Report, word for word, every line of the material that contains "jest".

● **Data**:
========================================

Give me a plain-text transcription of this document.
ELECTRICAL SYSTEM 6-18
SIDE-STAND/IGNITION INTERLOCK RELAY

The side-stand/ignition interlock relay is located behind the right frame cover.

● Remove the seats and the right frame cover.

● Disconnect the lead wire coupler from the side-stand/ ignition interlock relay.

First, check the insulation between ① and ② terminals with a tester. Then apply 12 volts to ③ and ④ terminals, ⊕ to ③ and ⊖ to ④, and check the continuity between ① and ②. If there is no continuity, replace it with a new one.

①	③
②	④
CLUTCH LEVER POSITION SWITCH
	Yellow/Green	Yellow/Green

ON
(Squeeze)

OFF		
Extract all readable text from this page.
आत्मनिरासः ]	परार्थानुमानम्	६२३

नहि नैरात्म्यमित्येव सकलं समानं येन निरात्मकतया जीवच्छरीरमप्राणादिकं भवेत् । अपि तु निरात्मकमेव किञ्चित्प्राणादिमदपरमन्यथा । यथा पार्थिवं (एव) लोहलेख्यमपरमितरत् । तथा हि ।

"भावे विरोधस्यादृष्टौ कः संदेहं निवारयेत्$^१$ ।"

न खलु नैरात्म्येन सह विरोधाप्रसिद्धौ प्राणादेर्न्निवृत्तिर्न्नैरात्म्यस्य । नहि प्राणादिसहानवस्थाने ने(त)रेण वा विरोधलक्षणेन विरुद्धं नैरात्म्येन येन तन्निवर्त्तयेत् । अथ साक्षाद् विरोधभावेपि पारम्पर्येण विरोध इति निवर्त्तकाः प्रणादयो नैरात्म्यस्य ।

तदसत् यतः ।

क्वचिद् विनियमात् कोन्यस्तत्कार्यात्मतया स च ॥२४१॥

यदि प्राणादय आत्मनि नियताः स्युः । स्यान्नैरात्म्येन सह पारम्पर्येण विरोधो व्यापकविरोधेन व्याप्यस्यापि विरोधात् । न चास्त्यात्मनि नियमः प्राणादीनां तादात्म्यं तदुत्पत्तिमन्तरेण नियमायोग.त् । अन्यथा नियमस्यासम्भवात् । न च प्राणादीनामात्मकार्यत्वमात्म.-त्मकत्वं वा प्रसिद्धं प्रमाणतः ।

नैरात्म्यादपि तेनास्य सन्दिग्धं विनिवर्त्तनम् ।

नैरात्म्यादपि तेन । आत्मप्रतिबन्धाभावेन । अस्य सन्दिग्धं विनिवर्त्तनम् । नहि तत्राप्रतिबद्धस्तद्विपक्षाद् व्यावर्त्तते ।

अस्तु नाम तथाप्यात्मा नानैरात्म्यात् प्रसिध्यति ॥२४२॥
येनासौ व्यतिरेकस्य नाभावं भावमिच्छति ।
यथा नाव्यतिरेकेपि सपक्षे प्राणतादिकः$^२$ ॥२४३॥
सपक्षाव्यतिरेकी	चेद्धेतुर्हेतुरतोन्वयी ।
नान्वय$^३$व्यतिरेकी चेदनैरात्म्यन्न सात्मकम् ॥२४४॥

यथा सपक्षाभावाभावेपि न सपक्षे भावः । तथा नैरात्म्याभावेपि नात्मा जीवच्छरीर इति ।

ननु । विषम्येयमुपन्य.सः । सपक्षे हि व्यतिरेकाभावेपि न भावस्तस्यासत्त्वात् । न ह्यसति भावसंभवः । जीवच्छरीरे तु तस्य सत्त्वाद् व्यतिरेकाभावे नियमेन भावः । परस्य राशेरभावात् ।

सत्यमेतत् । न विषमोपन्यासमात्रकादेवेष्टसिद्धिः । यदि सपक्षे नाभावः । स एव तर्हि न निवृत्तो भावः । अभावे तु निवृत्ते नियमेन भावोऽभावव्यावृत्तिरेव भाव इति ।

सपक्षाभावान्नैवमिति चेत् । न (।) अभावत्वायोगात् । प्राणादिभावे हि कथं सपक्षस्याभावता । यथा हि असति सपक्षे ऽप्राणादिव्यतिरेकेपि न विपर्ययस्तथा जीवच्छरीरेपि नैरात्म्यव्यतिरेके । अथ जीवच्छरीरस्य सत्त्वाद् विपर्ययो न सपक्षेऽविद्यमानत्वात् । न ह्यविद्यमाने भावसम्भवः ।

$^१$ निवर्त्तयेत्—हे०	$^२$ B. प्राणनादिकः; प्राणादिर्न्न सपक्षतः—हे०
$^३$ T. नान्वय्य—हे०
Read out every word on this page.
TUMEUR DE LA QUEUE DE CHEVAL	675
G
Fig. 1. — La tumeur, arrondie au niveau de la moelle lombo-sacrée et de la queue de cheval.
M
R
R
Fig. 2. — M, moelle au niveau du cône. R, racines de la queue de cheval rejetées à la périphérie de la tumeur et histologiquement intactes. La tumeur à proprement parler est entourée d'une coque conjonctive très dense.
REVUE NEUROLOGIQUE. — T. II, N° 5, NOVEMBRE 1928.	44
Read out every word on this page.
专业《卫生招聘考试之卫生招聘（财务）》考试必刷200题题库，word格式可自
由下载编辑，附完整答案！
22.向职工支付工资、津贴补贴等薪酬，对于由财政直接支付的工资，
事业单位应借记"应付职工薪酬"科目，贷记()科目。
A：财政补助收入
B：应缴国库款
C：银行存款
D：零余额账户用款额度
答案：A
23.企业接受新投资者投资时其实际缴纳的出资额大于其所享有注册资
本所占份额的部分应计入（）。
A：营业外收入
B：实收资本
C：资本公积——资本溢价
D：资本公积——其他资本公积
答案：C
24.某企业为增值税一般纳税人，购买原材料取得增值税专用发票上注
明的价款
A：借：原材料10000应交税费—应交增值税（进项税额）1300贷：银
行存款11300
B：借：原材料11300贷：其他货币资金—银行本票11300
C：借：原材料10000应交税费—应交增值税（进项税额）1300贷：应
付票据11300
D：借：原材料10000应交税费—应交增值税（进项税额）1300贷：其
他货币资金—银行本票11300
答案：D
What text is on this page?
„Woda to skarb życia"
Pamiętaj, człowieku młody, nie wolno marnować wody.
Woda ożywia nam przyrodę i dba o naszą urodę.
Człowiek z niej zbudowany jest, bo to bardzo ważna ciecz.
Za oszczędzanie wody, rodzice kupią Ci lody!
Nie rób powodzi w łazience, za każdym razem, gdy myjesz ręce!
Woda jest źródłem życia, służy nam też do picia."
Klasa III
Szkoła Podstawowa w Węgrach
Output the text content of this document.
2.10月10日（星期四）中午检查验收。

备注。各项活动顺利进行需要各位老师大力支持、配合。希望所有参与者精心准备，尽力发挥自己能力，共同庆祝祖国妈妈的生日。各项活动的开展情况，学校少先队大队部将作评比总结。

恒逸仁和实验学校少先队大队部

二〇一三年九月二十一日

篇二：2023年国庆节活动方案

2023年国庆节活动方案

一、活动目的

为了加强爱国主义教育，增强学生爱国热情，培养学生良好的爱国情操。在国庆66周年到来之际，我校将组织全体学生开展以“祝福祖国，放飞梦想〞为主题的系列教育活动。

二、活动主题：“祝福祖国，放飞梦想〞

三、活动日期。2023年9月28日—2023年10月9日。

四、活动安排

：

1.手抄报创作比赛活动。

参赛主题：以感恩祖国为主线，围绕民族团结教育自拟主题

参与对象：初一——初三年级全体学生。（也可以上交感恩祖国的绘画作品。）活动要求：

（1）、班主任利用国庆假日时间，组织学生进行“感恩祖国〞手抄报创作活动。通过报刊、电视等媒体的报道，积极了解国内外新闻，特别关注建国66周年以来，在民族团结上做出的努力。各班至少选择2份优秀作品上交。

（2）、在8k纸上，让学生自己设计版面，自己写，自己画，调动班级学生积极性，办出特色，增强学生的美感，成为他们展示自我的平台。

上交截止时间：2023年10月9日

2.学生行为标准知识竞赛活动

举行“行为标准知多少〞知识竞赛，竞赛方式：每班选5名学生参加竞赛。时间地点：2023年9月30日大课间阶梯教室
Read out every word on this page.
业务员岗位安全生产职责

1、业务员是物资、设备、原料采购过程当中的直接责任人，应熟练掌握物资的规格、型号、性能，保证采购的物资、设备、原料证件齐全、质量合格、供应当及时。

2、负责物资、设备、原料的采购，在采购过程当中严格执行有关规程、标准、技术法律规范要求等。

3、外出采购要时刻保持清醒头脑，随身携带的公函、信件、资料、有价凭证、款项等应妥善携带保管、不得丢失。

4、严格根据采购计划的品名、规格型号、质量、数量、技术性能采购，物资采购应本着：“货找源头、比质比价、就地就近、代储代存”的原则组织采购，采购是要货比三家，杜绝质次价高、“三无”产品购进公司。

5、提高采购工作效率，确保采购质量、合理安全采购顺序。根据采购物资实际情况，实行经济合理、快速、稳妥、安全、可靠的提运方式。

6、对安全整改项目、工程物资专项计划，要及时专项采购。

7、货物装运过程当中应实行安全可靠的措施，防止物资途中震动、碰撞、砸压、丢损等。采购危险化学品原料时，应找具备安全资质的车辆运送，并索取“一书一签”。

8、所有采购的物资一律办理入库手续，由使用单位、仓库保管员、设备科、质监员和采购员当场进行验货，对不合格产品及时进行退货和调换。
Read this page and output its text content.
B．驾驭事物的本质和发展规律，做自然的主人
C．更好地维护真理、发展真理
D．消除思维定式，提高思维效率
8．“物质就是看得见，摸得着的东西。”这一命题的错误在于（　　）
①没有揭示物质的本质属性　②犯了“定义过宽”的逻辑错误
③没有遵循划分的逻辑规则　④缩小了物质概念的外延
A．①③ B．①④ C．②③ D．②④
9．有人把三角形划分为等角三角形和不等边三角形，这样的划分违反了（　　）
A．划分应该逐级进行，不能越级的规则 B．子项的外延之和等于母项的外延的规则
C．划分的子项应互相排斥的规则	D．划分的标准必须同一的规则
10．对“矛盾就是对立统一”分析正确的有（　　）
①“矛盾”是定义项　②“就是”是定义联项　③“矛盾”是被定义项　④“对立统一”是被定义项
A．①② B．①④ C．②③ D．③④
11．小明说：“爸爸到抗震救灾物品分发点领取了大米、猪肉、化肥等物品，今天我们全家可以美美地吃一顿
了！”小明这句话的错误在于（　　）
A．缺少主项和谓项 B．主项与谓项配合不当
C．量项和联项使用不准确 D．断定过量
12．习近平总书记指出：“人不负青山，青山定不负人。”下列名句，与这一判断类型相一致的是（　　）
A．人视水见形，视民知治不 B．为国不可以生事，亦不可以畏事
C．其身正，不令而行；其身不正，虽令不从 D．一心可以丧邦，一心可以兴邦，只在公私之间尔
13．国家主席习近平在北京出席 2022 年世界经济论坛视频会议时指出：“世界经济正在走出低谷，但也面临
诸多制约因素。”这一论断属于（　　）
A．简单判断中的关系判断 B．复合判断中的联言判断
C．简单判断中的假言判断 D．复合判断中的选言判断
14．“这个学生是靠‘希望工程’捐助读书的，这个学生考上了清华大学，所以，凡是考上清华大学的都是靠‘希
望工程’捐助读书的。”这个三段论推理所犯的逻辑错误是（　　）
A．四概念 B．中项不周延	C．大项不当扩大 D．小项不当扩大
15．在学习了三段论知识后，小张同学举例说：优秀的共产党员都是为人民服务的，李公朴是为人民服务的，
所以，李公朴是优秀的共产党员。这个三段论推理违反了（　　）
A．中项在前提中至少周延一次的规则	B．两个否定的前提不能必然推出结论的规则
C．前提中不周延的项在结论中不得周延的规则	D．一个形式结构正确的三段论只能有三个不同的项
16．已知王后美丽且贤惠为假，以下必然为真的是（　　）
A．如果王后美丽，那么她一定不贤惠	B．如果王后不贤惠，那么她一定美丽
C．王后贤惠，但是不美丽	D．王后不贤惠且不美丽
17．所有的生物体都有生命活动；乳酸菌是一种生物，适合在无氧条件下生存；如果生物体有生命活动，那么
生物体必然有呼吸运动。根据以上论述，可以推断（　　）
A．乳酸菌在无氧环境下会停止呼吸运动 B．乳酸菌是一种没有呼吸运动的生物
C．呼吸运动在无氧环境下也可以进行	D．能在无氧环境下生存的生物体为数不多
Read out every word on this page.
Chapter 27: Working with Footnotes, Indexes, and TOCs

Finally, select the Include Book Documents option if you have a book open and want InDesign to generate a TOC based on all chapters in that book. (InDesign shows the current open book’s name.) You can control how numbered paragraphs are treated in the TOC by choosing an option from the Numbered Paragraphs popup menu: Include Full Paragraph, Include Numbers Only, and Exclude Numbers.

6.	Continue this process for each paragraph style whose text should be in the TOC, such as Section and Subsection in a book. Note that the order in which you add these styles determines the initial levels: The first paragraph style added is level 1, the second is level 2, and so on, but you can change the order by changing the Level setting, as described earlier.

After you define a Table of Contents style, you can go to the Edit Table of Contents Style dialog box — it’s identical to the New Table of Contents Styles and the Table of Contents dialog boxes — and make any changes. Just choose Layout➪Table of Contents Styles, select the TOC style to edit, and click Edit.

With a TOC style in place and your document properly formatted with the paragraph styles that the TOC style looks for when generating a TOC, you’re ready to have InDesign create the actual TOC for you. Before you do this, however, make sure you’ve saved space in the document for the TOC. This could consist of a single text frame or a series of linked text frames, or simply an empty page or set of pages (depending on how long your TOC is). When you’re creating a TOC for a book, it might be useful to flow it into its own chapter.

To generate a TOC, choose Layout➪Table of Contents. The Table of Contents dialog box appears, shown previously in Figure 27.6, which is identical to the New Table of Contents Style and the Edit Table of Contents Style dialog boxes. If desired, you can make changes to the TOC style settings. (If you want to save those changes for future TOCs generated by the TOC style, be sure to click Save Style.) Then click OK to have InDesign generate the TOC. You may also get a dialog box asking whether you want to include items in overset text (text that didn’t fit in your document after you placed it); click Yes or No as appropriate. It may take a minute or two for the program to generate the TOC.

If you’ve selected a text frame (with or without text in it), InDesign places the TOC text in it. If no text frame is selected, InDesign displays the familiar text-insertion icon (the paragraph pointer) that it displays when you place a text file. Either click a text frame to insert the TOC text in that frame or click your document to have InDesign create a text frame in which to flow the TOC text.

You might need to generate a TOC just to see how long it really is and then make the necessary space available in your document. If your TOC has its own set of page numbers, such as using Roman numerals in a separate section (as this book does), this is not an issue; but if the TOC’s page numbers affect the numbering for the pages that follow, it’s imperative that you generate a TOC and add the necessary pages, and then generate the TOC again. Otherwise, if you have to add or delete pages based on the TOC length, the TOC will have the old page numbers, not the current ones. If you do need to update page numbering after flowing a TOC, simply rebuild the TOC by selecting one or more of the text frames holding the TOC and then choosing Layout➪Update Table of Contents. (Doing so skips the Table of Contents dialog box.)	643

========================================

● **Reply**:
Człowiek z niej zbudowany jest, bo to bardzo ważna ciecz.
Woda jest źródłem życia, służy nam też do picia."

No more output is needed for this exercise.